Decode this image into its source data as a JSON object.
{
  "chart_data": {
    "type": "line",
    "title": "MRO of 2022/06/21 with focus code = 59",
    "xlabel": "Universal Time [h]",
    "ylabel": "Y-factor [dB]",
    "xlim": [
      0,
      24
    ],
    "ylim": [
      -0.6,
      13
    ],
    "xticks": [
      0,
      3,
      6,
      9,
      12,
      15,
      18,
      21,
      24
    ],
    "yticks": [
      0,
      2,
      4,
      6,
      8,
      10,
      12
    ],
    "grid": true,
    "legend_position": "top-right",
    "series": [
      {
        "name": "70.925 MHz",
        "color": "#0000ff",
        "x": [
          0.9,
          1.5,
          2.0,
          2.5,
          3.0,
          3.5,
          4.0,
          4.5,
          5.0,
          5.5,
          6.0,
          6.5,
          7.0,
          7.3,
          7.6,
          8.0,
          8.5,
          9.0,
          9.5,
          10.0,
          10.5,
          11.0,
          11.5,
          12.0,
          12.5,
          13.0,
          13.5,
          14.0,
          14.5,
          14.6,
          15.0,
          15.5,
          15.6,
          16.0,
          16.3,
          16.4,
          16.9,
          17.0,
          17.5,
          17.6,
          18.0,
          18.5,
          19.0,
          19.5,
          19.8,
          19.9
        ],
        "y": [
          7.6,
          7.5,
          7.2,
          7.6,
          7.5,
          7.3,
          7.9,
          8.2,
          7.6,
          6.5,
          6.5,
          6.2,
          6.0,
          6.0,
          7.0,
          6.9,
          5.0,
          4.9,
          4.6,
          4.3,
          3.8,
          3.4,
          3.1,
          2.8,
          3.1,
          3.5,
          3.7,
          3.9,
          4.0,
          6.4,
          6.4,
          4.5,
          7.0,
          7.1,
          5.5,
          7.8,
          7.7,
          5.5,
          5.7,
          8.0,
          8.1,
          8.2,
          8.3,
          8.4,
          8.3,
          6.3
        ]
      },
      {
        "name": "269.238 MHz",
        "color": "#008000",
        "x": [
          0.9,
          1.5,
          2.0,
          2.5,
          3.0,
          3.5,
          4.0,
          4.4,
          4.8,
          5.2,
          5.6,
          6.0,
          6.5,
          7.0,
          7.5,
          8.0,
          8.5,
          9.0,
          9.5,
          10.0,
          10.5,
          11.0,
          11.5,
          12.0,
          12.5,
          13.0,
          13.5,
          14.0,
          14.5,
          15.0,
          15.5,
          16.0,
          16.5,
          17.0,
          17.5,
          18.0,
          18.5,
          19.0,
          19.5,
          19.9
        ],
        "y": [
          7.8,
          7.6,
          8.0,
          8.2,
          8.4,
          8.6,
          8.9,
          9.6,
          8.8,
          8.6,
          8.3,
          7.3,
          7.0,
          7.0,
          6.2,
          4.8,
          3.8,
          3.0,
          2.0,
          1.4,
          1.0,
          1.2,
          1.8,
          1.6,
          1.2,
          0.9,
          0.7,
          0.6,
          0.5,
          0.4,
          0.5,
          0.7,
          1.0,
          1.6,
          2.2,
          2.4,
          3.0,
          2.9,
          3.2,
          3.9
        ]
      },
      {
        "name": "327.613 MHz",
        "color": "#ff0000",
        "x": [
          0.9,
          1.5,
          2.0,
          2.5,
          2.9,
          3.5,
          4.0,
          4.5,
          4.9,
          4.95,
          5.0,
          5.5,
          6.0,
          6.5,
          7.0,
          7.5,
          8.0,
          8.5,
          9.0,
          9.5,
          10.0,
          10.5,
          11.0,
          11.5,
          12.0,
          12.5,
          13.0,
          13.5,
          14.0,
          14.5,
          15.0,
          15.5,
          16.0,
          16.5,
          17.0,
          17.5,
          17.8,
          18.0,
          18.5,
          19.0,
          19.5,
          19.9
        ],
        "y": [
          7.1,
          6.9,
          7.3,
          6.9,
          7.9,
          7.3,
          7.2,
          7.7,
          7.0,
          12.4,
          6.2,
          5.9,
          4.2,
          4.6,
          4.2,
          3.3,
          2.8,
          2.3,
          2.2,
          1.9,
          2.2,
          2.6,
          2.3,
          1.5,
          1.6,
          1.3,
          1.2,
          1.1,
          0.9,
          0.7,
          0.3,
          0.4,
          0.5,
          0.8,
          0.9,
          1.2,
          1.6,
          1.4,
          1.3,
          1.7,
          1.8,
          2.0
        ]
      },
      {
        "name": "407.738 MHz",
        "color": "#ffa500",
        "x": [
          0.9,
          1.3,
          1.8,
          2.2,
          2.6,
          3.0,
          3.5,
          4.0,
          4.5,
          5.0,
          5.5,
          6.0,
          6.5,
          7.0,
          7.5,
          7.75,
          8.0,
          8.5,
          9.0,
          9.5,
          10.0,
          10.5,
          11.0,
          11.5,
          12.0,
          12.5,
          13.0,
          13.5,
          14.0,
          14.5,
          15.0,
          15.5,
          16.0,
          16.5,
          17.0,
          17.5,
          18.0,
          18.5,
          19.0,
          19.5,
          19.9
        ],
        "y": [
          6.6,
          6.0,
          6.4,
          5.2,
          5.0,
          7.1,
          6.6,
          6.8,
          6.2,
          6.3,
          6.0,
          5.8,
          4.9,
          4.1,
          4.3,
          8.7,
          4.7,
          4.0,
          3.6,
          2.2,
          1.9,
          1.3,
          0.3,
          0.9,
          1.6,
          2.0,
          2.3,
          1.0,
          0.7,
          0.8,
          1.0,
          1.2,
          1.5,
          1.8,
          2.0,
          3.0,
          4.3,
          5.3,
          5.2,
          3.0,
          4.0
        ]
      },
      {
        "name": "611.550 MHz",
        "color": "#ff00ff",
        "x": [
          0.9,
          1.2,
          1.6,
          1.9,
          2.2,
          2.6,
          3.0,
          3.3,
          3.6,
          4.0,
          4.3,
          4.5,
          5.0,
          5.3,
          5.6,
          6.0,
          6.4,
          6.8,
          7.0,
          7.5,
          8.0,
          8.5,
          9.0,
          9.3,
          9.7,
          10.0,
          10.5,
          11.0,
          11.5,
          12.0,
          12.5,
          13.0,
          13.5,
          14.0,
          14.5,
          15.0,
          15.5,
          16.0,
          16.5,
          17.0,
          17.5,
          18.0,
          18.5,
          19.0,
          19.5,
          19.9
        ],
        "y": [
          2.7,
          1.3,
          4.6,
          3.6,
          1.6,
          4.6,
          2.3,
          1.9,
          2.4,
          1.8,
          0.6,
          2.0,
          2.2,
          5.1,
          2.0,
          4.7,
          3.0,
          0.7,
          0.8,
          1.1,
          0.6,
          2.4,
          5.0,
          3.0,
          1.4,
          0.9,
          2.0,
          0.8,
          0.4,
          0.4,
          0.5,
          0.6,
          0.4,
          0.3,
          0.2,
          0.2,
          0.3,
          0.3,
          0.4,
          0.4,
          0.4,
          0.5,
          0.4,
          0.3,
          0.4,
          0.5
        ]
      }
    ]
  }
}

───

■ THE TASK:
Make an exact copy of the data above.

■ EXERCISE RESULT:
Decode this image into its source data as a JSON object.
{
  "chart_data": {
    "type": "line",
    "title": "MRO of 2022/06/21 with focus code = 59",
    "xlabel": "Universal Time [h]",
    "ylabel": "Y-factor [dB]",
    "xlim": [
      0,
      24
    ],
    "ylim": [
      -0.6,
      13
    ],
    "xticks": [
      0,
      3,
      6,
      9,
      12,
      15,
      18,
      21,
      24
    ],
    "yticks": [
      0,
      2,
      4,
      6,
      8,
      10,
      12
    ],
    "grid": true,
    "legend_position": "top-right",
    "series": [
      {
        "name": "70.925 MHz",
        "color": "#0000ff",
        "x": [
          0.9,
          1.5,
          2.0,
          2.5,
          3.0,
          3.5,
          4.0,
          4.5,
          5.0,
          5.5,
          6.0,
          6.5,
          7.0,
          7.3,
          7.6,
          8.0,
          8.5,
          9.0,
          9.5,
          10.0,
          10.5,
          11.0,
          11.5,
          12.0,
          12.5,
          13.0,
          13.5,
          14.0,
          14.5,
          14.6,
          15.0,
          15.5,
          15.6,
          16.0,
          16.3,
          16.4,
          16.9,
          17.0,
          17.5,
          17.6,
          18.0,
          18.5,
          19.0,
          19.5,
          19.8,
          19.9
        ],
        "y": [
          7.6,
          7.5,
          7.2,
          7.6,
          7.5,
          7.3,
          7.9,
          8.2,
          7.6,
          6.5,
          6.5,
          6.2,
          6.0,
          6.0,
          7.0,
          6.9,
          5.0,
          4.9,
          4.6,
          4.3,
          3.8,
          3.4,
          3.1,
          2.8,
          3.1,
          3.5,
          3.7,
          3.9,
          4.0,
          6.4,
          6.4,
          4.5,
          7.0,
          7.1,
          5.5,
          7.8,
          7.7,
          5.5,
          5.7,
          8.0,
          8.1,
          8.2,
          8.3,
          8.4,
          8.3,
          6.3
        ]
      },
      {
        "name": "269.238 MHz",
        "color": "#008000",
        "x": [
          0.9,
          1.5,
          2.0,
          2.5,
          3.0,
          3.5,
          4.0,
          4.4,
          4.8,
          5.2,
          5.6,
          6.0,
          6.5,
          7.0,
          7.5,
          8.0,
          8.5,
          9.0,
          9.5,
          10.0,
          10.5,
          11.0,
          11.5,
          12.0,
          12.5,
          13.0,
          13.5,
          14.0,
          14.5,
          15.0,
          15.5,
          16.0,
          16.5,
          17.0,
          17.5,
          18.0,
          18.5,
          19.0,
          19.5,
          19.9
        ],
        "y": [
          7.8,
          7.6,
          8.0,
          8.2,
          8.4,
          8.6,
          8.9,
          9.6,
          8.8,
          8.6,
          8.3,
          7.3,
          7.0,
          7.0,
          6.2,
          4.8,
          3.8,
          3.0,
          2.0,
          1.4,
          1.0,
          1.2,
          1.8,
          1.6,
          1.2,
          0.9,
          0.7,
          0.6,
          0.5,
          0.4,
          0.5,
          0.7,
          1.0,
          1.6,
          2.2,
          2.4,
          3.0,
          2.9,
          3.2,
          3.9
        ]
      },
      {
        "name": "327.613 MHz",
        "color": "#ff0000",
        "x": [
          0.9,
          1.5,
          2.0,
          2.5,
          2.9,
          3.5,
          4.0,
          4.5,
          4.9,
          4.95,
          5.0,
          5.5,
          6.0,
          6.5,
          7.0,
          7.5,
          8.0,
          8.5,
          9.0,
          9.5,
          10.0,
          10.5,
          11.0,
          11.5,
          12.0,
          12.5,
          13.0,
          13.5,
          14.0,
          14.5,
          15.0,
          15.5,
          16.0,
          16.5,
          17.0,
          17.5,
          17.8,
          18.0,
          18.5,
          19.0,
          19.5,
          19.9
        ],
        "y": [
          7.1,
          6.9,
          7.3,
          6.9,
          7.9,
          7.3,
          7.2,
          7.7,
          7.0,
          12.4,
          6.2,
          5.9,
          4.2,
          4.6,
          4.2,
          3.3,
          2.8,
          2.3,
          2.2,
          1.9,
          2.2,
          2.6,
          2.3,
          1.5,
          1.6,
          1.3,
          1.2,
          1.1,
          0.9,
          0.7,
          0.3,
          0.4,
          0.5,
          0.8,
          0.9,
          1.2,
          1.6,
          1.4,
          1.3,
          1.7,
          1.8,
          2.0
        ]
      },
      {
        "name": "407.738 MHz",
        "color": "#ffa500",
        "x": [
          0.9,
          1.3,
          1.8,
          2.2,
          2.6,
          3.0,
          3.5,
          4.0,
          4.5,
          5.0,
          5.5,
          6.0,
          6.5,
          7.0,
          7.5,
          7.75,
          8.0,
          8.5,
          9.0,
          9.5,
          10.0,
          10.5,
          11.0,
          11.5,
          12.0,
          12.5,
          13.0,
          13.5,
          14.0,
          14.5,
          15.0,
          15.5,
          16.0,
          16.5,
          17.0,
          17.5,
          18.0,
          18.5,
          19.0,
          19.5,
          19.9
        ],
        "y": [
          6.6,
          6.0,
          6.4,
          5.2,
          5.0,
          7.1,
          6.6,
          6.8,
          6.2,
          6.3,
          6.0,
          5.8,
          4.9,
          4.1,
          4.3,
          8.7,
          4.7,
          4.0,
          3.6,
          2.2,
          1.9,
          1.3,
          0.3,
          0.9,
          1.6,
          2.0,
          2.3,
          1.0,
          0.7,
          0.8,
          1.0,
          1.2,
          1.5,
          1.8,
          2.0,
          3.0,
          4.3,
          5.3,
          5.2,
          3.0,
          4.0
        ]
      },
      {
        "name": "611.550 MHz",
        "color": "#ff00ff",
        "x": [
          0.9,
          1.2,
          1.6,
          1.9,
          2.2,
          2.6,
          3.0,
          3.3,
          3.6,
          4.0,
          4.3,
          4.5,
          5.0,
          5.3,
          5.6,
          6.0,
          6.4,
          6.8,
          7.0,
          7.5,
          8.0,
          8.5,
          9.0,
          9.3,
          9.7,
          10.0,
          10.5,
          11.0,
          11.5,
          12.0,
          12.5,
          13.0,
          13.5,
          14.0,
          14.5,
          15.0,
          15.5,
          16.0,
          16.5,
          17.0,
          17.5,
          18.0,
          18.5,
          19.0,
          19.5,
          19.9
        ],
        "y": [
          2.7,
          1.3,
          4.6,
          3.6,
          1.6,
          4.6,
          2.3,
          1.9,
          2.4,
          1.8,
          0.6,
          2.0,
          2.2,
          5.1,
          2.0,
          4.7,
          3.0,
          0.7,
          0.8,
          1.1,
          0.6,
          2.4,
          5.0,
          3.0,
          1.4,
          0.9,
          2.0,
          0.8,
          0.4,
          0.4,
          0.5,
          0.6,
          0.4,
          0.3,
          0.2,
          0.2,
          0.3,
          0.3,
          0.4,
          0.4,
          0.4,
          0.5,
          0.4,
          0.3,
          0.4,
          0.5
        ]
      }
    ]
  }
}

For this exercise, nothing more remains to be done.